→ Request
Give the number of lines holding the string "title", and nothing else.

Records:
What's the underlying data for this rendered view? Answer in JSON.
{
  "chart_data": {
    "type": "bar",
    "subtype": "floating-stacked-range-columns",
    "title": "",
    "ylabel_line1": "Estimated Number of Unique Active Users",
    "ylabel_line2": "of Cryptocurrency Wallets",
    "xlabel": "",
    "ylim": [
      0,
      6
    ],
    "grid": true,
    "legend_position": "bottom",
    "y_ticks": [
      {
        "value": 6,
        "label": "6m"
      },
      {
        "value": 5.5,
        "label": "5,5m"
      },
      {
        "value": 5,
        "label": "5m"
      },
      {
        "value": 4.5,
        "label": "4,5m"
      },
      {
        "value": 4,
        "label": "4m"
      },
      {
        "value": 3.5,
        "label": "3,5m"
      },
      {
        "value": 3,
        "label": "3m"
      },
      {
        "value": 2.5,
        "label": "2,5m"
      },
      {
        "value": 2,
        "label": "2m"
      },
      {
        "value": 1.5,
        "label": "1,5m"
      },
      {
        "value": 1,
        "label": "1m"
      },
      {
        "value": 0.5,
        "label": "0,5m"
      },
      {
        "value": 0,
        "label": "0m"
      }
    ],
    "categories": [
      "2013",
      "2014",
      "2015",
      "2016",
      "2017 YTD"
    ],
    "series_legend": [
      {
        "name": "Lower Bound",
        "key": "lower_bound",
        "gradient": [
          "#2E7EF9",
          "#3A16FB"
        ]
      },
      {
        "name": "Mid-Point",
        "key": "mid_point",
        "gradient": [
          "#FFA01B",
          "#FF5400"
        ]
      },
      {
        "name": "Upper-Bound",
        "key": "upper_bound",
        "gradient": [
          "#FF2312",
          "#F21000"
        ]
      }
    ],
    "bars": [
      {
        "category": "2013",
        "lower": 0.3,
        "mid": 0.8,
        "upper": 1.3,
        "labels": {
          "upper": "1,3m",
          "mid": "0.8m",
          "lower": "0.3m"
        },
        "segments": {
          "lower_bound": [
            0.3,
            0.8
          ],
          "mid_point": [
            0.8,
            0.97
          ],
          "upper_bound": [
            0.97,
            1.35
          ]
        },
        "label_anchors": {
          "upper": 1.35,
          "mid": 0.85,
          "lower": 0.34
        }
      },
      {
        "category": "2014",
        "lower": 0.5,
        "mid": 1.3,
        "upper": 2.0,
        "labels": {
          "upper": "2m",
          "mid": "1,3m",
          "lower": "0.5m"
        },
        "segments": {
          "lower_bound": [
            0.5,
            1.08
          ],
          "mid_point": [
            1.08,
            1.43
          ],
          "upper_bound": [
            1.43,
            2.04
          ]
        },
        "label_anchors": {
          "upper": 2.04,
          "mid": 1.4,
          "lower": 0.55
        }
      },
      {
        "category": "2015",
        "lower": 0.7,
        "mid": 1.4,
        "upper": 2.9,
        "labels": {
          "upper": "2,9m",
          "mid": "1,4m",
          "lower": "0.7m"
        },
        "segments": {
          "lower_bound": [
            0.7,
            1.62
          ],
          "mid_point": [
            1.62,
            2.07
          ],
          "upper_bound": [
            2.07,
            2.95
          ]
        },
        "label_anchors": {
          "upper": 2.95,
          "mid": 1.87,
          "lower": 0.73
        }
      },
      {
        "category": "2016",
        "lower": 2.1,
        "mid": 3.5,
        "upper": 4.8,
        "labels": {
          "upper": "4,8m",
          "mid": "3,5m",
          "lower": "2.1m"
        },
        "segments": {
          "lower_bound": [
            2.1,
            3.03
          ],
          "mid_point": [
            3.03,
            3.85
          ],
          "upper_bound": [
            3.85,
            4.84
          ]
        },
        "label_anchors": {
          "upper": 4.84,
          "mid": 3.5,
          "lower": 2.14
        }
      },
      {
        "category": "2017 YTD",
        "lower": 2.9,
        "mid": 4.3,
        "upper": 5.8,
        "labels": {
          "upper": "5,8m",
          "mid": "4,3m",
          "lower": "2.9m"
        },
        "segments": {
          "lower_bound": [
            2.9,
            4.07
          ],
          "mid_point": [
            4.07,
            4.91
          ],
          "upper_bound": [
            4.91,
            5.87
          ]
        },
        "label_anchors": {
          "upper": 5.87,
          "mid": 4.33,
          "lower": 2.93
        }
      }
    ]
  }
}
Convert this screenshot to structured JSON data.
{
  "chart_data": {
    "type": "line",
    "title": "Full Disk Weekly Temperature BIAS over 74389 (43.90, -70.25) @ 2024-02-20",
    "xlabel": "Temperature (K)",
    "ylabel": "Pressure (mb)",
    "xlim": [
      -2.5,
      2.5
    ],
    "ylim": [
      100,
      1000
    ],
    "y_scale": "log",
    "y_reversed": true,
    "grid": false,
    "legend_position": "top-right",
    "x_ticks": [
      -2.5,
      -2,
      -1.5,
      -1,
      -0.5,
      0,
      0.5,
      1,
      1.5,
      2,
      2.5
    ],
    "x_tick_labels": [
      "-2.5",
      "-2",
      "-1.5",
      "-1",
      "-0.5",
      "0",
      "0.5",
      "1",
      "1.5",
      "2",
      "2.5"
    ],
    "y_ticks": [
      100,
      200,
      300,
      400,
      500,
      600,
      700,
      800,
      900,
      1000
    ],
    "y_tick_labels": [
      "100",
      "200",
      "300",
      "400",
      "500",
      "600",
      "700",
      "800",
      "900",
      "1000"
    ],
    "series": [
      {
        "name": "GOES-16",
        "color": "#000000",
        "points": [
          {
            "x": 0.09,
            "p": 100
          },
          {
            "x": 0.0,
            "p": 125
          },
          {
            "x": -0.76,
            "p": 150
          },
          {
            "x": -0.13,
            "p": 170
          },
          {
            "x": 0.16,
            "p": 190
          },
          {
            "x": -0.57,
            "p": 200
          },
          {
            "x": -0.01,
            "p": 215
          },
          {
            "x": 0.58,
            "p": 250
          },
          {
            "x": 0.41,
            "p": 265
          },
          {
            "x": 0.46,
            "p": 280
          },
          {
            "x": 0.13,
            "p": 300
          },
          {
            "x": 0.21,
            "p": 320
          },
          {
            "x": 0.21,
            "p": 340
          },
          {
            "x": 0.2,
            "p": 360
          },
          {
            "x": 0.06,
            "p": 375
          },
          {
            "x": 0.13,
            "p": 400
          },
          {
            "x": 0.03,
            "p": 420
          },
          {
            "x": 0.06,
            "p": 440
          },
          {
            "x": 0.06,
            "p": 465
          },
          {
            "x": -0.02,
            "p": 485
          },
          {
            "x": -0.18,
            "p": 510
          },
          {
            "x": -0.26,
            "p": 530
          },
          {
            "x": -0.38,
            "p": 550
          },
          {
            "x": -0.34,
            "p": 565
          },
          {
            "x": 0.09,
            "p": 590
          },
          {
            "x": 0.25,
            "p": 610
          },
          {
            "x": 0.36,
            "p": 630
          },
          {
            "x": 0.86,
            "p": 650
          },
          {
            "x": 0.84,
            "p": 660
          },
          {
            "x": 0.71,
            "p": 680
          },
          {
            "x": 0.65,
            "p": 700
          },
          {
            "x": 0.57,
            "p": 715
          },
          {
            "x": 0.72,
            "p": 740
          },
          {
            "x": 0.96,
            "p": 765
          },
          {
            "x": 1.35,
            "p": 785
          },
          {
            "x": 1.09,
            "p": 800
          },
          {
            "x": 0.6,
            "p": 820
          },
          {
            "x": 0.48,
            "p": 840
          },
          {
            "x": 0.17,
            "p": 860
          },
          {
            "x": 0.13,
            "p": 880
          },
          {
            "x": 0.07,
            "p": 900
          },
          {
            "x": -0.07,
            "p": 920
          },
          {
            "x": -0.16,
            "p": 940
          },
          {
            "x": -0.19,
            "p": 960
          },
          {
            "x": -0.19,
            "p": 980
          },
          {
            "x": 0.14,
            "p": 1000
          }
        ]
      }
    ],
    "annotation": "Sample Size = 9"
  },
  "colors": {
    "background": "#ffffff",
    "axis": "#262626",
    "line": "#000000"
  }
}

→ Finished answer
2